▶ _PROBLEM_
Give a count of the lines below that have the string "Route" in them, with no other words.

>> begin DATA SHOWN

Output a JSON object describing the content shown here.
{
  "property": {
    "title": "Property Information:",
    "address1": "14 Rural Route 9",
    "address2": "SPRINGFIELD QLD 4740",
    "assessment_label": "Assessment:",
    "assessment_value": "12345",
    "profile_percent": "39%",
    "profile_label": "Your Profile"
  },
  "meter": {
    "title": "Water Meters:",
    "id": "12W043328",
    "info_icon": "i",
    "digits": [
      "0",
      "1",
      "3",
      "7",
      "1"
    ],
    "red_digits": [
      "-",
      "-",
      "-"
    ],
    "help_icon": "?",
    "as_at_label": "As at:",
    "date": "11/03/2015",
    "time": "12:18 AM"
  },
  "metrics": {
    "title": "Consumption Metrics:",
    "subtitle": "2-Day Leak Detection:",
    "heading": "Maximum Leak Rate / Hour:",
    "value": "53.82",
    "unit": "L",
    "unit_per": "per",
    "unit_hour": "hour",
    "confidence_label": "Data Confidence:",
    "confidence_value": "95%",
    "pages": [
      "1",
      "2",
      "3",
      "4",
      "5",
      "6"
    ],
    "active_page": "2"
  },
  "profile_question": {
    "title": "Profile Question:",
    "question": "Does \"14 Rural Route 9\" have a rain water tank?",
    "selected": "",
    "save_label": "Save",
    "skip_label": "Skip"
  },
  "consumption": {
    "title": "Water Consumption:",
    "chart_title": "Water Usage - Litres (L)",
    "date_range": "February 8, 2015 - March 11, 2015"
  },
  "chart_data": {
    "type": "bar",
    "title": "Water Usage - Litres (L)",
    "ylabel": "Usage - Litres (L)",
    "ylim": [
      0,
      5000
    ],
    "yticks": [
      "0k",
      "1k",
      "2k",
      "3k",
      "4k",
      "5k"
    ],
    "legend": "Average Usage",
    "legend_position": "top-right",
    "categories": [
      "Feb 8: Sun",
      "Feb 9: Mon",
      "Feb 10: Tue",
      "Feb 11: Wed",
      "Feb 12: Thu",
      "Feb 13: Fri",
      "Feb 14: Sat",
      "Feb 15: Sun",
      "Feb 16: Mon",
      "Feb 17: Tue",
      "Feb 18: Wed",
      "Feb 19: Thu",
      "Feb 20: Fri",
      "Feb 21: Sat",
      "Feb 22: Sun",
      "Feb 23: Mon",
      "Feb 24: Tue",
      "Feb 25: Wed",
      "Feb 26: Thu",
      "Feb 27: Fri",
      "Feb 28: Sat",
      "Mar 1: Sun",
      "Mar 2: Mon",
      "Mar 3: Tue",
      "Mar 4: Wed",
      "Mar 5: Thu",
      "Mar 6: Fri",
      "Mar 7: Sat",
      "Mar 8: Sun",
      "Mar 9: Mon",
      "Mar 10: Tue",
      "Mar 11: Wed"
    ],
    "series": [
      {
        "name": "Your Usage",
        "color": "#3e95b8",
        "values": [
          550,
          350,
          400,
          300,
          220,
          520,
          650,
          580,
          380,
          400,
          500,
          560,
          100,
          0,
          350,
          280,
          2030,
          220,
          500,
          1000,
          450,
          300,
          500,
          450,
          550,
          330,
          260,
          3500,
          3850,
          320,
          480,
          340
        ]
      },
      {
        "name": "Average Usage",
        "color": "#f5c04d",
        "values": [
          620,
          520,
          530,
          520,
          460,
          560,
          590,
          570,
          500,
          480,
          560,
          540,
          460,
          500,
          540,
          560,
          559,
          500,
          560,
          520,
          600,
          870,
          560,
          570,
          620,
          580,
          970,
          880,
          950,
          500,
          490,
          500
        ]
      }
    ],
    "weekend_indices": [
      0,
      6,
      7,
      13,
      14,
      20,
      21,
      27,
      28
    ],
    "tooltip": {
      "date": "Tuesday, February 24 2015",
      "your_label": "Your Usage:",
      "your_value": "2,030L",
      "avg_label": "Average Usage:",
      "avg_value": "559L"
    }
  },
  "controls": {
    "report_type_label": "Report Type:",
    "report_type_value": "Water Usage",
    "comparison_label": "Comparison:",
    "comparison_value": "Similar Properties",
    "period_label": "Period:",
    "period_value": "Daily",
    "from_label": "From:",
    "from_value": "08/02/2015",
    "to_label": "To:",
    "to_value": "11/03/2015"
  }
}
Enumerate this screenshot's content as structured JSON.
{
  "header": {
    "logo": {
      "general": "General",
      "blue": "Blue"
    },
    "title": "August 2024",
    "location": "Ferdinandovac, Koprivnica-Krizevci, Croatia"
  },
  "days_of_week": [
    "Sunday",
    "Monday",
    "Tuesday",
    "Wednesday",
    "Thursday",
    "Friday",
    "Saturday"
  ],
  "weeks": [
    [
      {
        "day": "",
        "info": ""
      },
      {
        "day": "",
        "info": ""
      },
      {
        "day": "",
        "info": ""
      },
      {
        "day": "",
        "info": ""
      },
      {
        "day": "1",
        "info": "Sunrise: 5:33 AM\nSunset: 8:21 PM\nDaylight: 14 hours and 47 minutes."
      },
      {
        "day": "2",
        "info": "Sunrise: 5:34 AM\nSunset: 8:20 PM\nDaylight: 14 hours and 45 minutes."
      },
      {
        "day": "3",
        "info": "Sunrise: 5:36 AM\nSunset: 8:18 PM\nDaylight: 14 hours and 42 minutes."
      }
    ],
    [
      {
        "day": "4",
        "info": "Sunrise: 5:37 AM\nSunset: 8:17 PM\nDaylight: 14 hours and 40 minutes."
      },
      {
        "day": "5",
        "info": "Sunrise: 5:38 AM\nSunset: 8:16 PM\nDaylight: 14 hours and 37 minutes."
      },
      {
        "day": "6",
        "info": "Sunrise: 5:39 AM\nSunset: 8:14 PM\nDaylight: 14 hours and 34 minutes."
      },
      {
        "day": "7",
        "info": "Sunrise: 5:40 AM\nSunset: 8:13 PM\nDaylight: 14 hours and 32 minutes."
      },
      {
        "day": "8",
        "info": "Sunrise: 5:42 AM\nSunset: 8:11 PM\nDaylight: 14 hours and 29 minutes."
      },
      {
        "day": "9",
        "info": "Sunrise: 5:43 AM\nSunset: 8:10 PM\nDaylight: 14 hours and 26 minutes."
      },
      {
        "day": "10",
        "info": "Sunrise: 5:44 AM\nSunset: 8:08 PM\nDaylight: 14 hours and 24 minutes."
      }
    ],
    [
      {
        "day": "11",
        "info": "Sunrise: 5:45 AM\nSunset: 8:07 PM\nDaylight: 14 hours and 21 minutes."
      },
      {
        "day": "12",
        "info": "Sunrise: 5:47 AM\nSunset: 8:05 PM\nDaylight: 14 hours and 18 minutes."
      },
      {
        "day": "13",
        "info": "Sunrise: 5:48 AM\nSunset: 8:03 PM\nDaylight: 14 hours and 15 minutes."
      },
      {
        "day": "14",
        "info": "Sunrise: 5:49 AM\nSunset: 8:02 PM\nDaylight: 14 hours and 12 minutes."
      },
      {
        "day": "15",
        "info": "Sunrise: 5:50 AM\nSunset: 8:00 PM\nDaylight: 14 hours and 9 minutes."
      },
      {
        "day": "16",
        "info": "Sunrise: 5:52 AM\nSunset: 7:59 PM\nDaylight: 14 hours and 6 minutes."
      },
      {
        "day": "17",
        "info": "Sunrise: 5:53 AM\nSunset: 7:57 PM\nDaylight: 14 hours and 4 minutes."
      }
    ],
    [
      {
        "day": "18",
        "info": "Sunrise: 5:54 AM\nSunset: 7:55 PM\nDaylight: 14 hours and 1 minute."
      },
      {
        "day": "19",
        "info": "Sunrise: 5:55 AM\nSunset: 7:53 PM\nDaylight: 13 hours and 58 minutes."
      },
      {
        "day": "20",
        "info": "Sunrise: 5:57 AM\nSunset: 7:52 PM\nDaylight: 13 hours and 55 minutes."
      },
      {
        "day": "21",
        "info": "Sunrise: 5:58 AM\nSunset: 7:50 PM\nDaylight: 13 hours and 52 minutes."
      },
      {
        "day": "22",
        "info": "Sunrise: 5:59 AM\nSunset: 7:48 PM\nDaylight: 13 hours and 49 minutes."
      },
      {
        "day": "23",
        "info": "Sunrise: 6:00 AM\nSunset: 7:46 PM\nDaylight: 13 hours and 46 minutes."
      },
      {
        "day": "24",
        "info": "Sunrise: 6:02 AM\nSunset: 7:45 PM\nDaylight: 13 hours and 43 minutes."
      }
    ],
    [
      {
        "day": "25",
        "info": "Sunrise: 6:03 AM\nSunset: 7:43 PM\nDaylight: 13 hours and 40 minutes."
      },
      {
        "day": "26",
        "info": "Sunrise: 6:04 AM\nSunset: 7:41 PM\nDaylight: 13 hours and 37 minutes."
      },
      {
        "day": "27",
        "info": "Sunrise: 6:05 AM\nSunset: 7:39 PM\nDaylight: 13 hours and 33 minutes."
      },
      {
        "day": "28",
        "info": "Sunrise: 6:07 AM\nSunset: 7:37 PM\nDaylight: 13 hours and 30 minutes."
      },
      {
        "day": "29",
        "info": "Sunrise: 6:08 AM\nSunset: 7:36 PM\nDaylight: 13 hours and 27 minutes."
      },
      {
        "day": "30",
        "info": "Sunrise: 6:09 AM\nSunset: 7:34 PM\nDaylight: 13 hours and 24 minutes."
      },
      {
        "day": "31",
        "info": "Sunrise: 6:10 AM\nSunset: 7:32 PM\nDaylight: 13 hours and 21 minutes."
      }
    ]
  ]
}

>> end DATA SHOWN

▶ _WRITTEN SOLUTION_
2